- Instructions for the task: Copy each line of the listing below exactly.

- Dataset records:
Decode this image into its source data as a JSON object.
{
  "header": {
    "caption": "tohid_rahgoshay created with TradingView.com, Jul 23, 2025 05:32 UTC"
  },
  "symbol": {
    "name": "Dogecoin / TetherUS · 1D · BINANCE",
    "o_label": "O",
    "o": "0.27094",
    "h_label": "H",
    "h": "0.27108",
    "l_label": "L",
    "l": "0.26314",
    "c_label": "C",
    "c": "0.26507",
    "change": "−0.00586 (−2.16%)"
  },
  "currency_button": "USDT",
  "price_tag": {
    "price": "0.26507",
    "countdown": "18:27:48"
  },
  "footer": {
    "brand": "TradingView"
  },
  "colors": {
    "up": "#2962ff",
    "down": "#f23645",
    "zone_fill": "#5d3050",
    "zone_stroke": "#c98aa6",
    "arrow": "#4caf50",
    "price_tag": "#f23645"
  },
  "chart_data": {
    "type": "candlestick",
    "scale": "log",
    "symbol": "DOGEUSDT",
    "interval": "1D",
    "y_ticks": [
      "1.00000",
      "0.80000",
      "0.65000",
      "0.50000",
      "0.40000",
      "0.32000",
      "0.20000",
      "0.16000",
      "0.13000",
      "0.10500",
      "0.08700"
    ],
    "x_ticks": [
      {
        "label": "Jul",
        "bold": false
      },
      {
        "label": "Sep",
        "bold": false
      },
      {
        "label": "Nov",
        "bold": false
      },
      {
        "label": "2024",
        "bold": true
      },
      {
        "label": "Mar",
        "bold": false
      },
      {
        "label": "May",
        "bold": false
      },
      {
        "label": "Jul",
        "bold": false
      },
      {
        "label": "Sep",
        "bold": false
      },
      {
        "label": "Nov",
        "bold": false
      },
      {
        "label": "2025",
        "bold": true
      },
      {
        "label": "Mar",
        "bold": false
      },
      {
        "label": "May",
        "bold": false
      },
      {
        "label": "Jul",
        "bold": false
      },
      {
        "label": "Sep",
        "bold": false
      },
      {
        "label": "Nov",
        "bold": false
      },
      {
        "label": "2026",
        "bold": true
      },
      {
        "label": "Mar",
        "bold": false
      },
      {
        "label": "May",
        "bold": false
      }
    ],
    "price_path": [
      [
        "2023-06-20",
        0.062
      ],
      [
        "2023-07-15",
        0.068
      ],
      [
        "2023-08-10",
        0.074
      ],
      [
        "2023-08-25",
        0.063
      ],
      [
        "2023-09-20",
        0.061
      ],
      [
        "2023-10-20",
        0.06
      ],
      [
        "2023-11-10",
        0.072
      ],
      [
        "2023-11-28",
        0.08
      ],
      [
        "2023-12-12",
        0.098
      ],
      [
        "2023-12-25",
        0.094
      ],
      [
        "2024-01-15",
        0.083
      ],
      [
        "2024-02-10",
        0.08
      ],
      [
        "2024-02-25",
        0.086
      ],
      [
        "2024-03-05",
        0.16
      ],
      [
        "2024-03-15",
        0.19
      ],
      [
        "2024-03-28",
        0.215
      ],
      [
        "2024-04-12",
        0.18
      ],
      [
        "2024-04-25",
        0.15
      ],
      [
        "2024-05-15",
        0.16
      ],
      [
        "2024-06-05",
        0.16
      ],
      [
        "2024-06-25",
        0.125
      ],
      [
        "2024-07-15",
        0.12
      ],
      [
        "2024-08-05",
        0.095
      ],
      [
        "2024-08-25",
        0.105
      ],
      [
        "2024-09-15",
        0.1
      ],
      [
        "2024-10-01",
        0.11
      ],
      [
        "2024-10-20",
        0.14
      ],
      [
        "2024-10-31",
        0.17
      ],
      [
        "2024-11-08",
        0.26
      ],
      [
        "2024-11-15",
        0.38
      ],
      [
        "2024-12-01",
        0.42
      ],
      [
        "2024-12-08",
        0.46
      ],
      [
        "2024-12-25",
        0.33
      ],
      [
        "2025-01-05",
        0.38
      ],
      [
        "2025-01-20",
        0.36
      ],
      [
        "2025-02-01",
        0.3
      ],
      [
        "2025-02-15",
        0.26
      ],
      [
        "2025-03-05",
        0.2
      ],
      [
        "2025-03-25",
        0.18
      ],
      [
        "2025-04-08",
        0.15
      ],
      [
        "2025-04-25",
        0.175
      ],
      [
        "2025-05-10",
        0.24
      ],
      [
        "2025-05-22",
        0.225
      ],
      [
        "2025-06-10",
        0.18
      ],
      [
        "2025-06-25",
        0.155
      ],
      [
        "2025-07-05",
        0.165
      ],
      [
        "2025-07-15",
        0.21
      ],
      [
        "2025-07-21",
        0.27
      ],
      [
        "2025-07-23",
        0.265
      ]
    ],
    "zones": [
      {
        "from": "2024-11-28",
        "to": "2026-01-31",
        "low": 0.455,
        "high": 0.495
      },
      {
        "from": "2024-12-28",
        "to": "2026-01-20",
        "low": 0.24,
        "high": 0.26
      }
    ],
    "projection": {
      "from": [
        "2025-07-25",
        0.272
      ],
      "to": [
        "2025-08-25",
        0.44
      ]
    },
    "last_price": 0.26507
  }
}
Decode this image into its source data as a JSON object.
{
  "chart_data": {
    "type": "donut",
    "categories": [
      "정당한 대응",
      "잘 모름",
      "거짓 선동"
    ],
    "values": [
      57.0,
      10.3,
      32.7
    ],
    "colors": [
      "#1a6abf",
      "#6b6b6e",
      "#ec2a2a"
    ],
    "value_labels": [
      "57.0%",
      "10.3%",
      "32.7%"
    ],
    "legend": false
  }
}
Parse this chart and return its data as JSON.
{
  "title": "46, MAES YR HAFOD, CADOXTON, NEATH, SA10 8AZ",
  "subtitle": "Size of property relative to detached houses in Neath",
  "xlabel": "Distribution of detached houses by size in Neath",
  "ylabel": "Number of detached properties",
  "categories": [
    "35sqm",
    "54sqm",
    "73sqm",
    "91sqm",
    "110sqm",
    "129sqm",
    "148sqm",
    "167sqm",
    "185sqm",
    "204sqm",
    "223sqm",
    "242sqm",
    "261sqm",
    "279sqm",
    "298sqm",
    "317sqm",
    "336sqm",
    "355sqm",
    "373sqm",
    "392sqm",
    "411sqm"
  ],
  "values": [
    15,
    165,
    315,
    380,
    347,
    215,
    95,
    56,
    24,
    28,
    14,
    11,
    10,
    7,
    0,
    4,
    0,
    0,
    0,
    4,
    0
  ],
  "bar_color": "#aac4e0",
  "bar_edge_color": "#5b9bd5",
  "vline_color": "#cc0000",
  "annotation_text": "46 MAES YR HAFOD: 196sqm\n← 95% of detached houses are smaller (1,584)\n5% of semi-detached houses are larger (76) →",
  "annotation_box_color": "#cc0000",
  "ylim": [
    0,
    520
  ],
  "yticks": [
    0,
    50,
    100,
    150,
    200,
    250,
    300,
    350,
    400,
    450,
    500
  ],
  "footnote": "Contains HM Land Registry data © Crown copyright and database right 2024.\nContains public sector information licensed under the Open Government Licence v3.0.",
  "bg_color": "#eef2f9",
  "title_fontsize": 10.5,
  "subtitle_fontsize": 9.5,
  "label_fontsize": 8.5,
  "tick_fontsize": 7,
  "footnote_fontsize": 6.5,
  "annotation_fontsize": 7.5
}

- Exercise answer:
Decode this image into its source data as a JSON object.
{
  "header": {
    "caption": "tohid_rahgoshay created with TradingView.com, Jul 23, 2025 05:32 UTC"
  },
  "symbol": {
    "name": "Dogecoin / TetherUS · 1D · BINANCE",
    "o_label": "O",
    "o": "0.27094",
    "h_label": "H",
    "h": "0.27108",
    "l_label": "L",
    "l": "0.26314",
    "c_label": "C",
    "c": "0.26507",
    "change": "−0.00586 (−2.16%)"
  },
  "currency_button": "USDT",
  "price_tag": {
    "price": "0.26507",
    "countdown": "18:27:48"
  },
  "footer": {
    "brand": "TradingView"
  },
  "colors": {
    "up": "#2962ff",
    "down": "#f23645",
    "zone_fill": "#5d3050",
    "zone_stroke": "#c98aa6",
    "arrow": "#4caf50",
    "price_tag": "#f23645"
  },
  "chart_data": {
    "type": "candlestick",
    "scale": "log",
    "symbol": "DOGEUSDT",
    "interval": "1D",
    "y_ticks": [
      "1.00000",
      "0.80000",
      "0.65000",
      "0.50000",
      "0.40000",
      "0.32000",
      "0.20000",
      "0.16000",
      "0.13000",
      "0.10500",
      "0.08700"
    ],
    "x_ticks": [
      {
        "label": "Jul",
        "bold": false
      },
      {
        "label": "Sep",
        "bold": false
      },
      {
        "label": "Nov",
        "bold": false
      },
      {
        "label": "2024",
        "bold": true
      },
      {
        "label": "Mar",
        "bold": false
      },
      {
        "label": "May",
        "bold": false
      },
      {
        "label": "Jul",
        "bold": false
      },
      {
        "label": "Sep",
        "bold": false
      },
      {
        "label": "Nov",
        "bold": false
      },
      {
        "label": "2025",
        "bold": true
      },
      {
        "label": "Mar",
        "bold": false
      },
      {
        "label": "May",
        "bold": false
      },
      {
        "label": "Jul",
        "bold": false
      },
      {
        "label": "Sep",
        "bold": false
      },
      {
        "label": "Nov",
        "bold": false
      },
      {
        "label": "2026",
        "bold": true
      },
      {
        "label": "Mar",
        "bold": false
      },
      {
        "label": "May",
        "bold": false
      }
    ],
    "price_path": [
      [
        "2023-06-20",
        0.062
      ],
      [
        "2023-07-15",
        0.068
      ],
      [
        "2023-08-10",
        0.074
      ],
      [
        "2023-08-25",
        0.063
      ],
      [
        "2023-09-20",
        0.061
      ],
      [
        "2023-10-20",
        0.06
      ],
      [
        "2023-11-10",
        0.072
      ],
      [
        "2023-11-28",
        0.08
      ],
      [
        "2023-12-12",
        0.098
      ],
      [
        "2023-12-25",
        0.094
      ],
      [
        "2024-01-15",
        0.083
      ],
      [
        "2024-02-10",
        0.08
      ],
      [
        "2024-02-25",
        0.086
      ],
      [
        "2024-03-05",
        0.16
      ],
      [
        "2024-03-15",
        0.19
      ],
      [
        "2024-03-28",
        0.215
      ],
      [
        "2024-04-12",
        0.18
      ],
      [
        "2024-04-25",
        0.15
      ],
      [
        "2024-05-15",
        0.16
      ],
      [
        "2024-06-05",
        0.16
      ],
      [
        "2024-06-25",
        0.125
      ],
      [
        "2024-07-15",
        0.12
      ],
      [
        "2024-08-05",
        0.095
      ],
      [
        "2024-08-25",
        0.105
      ],
      [
        "2024-09-15",
        0.1
      ],
      [
        "2024-10-01",
        0.11
      ],
      [
        "2024-10-20",
        0.14
      ],
      [
        "2024-10-31",
        0.17
      ],
      [
        "2024-11-08",
        0.26
      ],
      [
        "2024-11-15",
        0.38
      ],
      [
        "2024-12-01",
        0.42
      ],
      [
        "2024-12-08",
        0.46
      ],
      [
        "2024-12-25",
        0.33
      ],
      [
        "2025-01-05",
        0.38
      ],
      [
        "2025-01-20",
        0.36
      ],
      [
        "2025-02-01",
        0.3
      ],
      [
        "2025-02-15",
        0.26
      ],
      [
        "2025-03-05",
        0.2
      ],
      [
        "2025-03-25",
        0.18
      ],
      [
        "2025-04-08",
        0.15
      ],
      [
        "2025-04-25",
        0.175
      ],
      [
        "2025-05-10",
        0.24
      ],
      [
        "2025-05-22",
        0.225
      ],
      [
        "2025-06-10",
        0.18
      ],
      [
        "2025-06-25",
        0.155
      ],
      [
        "2025-07-05",
        0.165
      ],
      [
        "2025-07-15",
        0.21
      ],
      [
        "2025-07-21",
        0.27
      ],
      [
        "2025-07-23",
        0.265
      ]
    ],
    "zones": [
      {
        "from": "2024-11-28",
        "to": "2026-01-31",
        "low": 0.455,
        "high": 0.495
      },
      {
        "from": "2024-12-28",
        "to": "2026-01-20",
        "low": 0.24,
        "high": 0.26
      }
    ],
    "projection": {
      "from": [
        "2025-07-25",
        0.272
      ],
      "to": [
        "2025-08-25",
        0.44
      ]
    },
    "last_price": 0.26507
  }
}
Decode this image into its source data as a JSON object.
{
  "chart_data": {
    "type": "donut",
    "categories": [
      "정당한 대응",
      "잘 모름",
      "거짓 선동"
    ],
    "values": [
      57.0,
      10.3,
      32.7
    ],
    "colors": [
      "#1a6abf",
      "#6b6b6e",
      "#ec2a2a"
    ],
    "value_labels": [
      "57.0%",
      "10.3%",
      "32.7%"
    ],
    "legend": false
  }
}
Parse this chart and return its data as JSON.
{
  "title": "46, MAES YR HAFOD, CADOXTON, NEATH, SA10 8AZ",
  "subtitle": "Size of property relative to detached houses in Neath",
  "xlabel": "Distribution of detached houses by size in Neath",
  "ylabel": "Number of detached properties",
  "categories": [
    "35sqm",
    "54sqm",
    "73sqm",
    "91sqm",
    "110sqm",
    "129sqm",
    "148sqm",
    "167sqm",
    "185sqm",
    "204sqm",
    "223sqm",
    "242sqm",
    "261sqm",
    "279sqm",
    "298sqm",
    "317sqm",
    "336sqm",
    "355sqm",
    "373sqm",
    "392sqm",
    "411sqm"
  ],
  "values": [
    15,
    165,
    315,
    380,
    347,
    215,
    95,
    56,
    24,
    28,
    14,
    11,
    10,
    7,
    0,
    4,
    0,
    0,
    0,
    4,
    0
  ],
  "bar_color": "#aac4e0",
  "bar_edge_color": "#5b9bd5",
  "vline_color": "#cc0000",
  "annotation_text": "46 MAES YR HAFOD: 196sqm\n← 95% of detached houses are smaller (1,584)\n5% of semi-detached houses are larger (76) →",
  "annotation_box_color": "#cc0000",
  "ylim": [
    0,
    520
  ],
  "yticks": [
    0,
    50,
    100,
    150,
    200,
    250,
    300,
    350,
    400,
    450,
    500
  ],
  "footnote": "Contains HM Land Registry data © Crown copyright and database right 2024.\nContains public sector information licensed under the Open Government Licence v3.0.",
  "bg_color": "#eef2f9",
  "title_fontsize": 10.5,
  "subtitle_fontsize": 9.5,
  "label_fontsize": 8.5,
  "tick_fontsize": 7,
  "footnote_fontsize": 6.5,
  "annotation_fontsize": 7.5
}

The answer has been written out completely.